Copy each line of the material below that includes the string "NAYAK".

**Extracted records:**
:::

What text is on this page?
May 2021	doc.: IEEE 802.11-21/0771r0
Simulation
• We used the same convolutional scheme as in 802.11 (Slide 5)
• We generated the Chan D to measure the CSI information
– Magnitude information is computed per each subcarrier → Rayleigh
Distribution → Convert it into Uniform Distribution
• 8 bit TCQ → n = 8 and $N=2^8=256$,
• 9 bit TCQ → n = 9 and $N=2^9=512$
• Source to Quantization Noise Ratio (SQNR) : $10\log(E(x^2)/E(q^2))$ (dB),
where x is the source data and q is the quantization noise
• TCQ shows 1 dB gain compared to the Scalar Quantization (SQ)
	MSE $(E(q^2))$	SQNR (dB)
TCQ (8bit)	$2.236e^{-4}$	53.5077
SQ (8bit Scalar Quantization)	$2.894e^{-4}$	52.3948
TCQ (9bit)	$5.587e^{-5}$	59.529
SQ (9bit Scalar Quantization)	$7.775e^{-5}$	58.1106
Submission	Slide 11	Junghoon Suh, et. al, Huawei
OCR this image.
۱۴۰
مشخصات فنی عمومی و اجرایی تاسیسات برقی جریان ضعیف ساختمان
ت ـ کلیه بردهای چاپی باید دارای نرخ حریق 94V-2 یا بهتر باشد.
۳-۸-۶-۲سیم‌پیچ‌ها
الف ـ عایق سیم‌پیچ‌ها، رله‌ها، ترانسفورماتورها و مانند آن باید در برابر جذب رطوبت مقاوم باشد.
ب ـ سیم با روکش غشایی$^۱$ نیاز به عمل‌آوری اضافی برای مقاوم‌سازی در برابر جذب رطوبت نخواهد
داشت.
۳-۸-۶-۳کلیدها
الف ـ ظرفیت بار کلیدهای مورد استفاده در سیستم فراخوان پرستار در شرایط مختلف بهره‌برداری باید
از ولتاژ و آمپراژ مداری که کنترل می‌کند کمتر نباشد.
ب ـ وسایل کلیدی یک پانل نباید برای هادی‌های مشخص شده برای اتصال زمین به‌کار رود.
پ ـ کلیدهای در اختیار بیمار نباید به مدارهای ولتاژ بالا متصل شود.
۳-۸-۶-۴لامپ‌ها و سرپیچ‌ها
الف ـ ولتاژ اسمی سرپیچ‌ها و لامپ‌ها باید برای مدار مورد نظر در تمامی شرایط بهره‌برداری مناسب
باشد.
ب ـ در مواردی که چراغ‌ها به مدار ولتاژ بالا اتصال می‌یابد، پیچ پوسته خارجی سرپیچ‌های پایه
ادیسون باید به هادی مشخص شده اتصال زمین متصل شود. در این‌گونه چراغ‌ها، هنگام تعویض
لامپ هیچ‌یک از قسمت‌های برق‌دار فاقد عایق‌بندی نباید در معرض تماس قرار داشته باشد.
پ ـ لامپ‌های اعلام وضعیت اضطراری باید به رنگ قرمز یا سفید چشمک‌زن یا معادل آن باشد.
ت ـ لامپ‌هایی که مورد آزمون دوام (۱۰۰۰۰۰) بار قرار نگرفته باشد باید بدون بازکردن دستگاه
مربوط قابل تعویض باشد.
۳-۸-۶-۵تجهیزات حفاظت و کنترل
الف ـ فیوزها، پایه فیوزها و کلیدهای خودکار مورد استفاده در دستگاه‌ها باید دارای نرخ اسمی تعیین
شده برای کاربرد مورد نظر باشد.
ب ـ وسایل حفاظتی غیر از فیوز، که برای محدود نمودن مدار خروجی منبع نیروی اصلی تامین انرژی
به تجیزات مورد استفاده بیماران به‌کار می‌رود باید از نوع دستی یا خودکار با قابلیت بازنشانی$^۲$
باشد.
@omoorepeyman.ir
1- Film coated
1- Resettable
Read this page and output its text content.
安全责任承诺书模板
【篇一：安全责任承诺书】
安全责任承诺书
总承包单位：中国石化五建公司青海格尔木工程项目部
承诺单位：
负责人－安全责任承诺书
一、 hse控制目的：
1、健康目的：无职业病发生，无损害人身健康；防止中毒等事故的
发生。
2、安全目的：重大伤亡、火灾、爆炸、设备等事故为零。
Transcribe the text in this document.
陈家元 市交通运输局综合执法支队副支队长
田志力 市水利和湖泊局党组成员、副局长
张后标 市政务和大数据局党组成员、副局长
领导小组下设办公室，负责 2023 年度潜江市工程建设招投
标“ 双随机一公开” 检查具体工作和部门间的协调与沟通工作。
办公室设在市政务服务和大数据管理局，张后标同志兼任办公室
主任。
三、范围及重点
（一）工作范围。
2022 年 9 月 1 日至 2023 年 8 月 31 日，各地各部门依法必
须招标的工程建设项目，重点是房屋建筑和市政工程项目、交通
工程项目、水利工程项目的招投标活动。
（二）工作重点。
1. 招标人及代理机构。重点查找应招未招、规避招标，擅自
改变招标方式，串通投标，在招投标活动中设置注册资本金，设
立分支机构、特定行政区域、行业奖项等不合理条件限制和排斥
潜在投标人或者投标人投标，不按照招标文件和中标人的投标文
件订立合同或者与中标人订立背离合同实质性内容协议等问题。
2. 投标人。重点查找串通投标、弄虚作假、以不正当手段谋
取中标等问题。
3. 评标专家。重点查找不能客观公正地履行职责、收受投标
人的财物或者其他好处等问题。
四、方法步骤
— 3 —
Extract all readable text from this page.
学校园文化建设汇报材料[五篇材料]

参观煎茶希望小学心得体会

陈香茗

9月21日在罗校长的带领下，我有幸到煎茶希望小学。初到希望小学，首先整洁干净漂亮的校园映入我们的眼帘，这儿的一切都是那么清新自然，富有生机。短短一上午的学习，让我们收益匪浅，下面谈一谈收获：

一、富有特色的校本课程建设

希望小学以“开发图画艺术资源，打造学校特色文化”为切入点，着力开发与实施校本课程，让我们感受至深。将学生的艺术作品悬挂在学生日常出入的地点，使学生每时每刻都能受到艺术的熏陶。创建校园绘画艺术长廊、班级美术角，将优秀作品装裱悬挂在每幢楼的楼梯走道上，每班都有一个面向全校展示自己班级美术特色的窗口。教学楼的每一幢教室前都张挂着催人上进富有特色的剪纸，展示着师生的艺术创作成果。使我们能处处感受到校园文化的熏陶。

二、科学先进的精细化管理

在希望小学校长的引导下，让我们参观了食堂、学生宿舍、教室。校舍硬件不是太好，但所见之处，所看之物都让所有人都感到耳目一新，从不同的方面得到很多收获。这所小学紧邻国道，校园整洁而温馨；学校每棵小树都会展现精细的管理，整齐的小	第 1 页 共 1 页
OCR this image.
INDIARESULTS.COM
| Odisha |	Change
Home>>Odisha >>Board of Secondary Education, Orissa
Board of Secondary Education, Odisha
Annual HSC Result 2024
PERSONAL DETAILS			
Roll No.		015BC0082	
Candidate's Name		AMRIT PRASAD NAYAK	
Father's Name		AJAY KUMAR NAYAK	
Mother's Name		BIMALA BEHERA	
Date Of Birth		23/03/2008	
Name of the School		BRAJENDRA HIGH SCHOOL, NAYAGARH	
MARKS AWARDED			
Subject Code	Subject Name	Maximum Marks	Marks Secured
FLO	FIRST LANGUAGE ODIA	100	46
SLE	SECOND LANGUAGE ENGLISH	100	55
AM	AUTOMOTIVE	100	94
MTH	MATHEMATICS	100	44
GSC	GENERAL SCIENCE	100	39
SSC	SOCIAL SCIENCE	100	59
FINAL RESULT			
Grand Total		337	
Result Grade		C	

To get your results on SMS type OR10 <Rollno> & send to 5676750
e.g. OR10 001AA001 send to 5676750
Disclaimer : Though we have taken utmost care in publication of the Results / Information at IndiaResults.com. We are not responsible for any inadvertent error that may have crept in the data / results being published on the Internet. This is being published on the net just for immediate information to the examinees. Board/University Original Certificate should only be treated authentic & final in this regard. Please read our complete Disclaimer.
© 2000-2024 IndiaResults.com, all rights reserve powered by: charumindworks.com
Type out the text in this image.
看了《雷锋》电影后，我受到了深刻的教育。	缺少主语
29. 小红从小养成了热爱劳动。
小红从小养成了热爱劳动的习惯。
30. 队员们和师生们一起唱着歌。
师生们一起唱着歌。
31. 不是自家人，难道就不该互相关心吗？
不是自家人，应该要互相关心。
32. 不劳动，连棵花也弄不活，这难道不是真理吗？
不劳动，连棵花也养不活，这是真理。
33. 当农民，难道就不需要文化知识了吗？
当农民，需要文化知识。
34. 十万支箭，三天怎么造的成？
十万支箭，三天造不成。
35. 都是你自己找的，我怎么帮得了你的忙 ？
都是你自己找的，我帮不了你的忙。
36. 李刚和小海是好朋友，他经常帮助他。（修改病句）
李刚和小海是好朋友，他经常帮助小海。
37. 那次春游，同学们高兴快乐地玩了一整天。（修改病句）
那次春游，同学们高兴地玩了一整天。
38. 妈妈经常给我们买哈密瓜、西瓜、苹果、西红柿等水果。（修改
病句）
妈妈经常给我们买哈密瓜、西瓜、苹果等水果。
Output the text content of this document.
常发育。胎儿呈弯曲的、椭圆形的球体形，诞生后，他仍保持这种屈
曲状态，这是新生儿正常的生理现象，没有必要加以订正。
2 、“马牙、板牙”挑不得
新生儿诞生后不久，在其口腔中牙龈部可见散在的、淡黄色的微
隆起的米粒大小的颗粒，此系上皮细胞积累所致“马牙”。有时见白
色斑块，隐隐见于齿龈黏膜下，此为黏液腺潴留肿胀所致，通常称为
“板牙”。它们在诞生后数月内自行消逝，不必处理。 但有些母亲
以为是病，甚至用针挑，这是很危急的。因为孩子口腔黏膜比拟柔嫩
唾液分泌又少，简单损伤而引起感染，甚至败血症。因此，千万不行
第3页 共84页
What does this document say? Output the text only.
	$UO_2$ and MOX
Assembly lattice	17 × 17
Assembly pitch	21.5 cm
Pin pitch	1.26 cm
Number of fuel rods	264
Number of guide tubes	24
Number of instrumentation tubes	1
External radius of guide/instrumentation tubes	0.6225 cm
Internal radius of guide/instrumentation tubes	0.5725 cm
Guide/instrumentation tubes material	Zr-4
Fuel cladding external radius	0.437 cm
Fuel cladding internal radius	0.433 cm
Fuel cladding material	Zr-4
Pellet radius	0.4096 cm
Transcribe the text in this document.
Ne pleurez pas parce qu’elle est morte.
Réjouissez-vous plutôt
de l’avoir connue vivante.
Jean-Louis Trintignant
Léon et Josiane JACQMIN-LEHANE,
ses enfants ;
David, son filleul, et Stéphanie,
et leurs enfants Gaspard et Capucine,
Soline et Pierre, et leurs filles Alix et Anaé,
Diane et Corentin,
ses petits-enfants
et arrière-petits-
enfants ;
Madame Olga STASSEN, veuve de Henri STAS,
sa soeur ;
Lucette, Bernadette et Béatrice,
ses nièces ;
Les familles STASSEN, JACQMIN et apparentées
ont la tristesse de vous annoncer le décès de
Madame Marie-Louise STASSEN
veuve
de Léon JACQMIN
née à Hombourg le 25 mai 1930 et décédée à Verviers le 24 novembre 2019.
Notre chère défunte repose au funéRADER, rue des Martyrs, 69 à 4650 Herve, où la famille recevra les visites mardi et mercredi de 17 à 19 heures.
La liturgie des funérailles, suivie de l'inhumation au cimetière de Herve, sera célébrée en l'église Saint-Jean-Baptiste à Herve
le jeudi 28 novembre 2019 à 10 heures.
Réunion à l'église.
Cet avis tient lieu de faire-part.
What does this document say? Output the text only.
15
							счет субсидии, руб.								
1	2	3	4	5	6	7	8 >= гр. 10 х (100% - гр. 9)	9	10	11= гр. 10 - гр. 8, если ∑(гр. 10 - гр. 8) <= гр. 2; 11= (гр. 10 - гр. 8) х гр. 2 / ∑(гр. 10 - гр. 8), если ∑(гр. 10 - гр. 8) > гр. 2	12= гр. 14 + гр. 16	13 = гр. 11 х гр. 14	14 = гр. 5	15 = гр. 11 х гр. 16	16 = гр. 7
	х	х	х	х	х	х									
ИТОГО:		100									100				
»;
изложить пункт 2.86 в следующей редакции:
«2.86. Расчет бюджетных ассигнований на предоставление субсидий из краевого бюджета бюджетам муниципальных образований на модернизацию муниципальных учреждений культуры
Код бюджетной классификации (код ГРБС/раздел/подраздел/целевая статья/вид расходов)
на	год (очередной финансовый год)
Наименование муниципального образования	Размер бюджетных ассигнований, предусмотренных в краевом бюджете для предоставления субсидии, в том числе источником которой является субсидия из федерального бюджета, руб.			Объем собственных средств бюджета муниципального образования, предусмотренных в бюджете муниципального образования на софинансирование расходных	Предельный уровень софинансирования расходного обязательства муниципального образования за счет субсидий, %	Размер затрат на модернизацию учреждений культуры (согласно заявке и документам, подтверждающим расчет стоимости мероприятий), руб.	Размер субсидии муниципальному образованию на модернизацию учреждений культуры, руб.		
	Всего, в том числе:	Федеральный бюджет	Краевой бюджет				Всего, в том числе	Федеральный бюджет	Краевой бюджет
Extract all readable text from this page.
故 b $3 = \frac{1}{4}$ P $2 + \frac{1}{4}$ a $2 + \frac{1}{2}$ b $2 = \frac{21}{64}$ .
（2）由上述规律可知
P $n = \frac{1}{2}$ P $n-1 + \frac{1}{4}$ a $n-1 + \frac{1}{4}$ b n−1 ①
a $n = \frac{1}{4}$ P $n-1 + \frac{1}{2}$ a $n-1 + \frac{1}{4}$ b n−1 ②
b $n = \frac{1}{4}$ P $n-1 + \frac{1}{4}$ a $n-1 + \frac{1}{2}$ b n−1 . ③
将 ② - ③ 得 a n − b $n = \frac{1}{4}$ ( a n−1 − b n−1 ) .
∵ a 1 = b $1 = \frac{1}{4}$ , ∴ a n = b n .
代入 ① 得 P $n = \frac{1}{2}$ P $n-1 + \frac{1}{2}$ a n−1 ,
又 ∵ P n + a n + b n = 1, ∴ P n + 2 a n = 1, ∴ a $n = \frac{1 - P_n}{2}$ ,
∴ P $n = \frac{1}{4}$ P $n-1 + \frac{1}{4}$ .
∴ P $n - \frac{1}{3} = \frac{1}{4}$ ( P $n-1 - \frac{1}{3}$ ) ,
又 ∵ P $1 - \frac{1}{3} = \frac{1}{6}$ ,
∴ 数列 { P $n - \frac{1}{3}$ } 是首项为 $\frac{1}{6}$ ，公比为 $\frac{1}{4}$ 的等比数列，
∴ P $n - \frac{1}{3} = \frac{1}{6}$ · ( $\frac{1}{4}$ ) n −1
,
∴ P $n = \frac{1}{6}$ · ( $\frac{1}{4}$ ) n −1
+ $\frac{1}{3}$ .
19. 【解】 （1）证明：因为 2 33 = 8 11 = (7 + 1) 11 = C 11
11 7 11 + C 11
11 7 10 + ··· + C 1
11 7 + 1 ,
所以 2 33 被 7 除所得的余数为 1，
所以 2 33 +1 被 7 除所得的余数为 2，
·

:::

**Result below:**
Candidate's Name		AMRIT PRASAD NAYAK	
Father's Name		AJAY KUMAR NAYAK	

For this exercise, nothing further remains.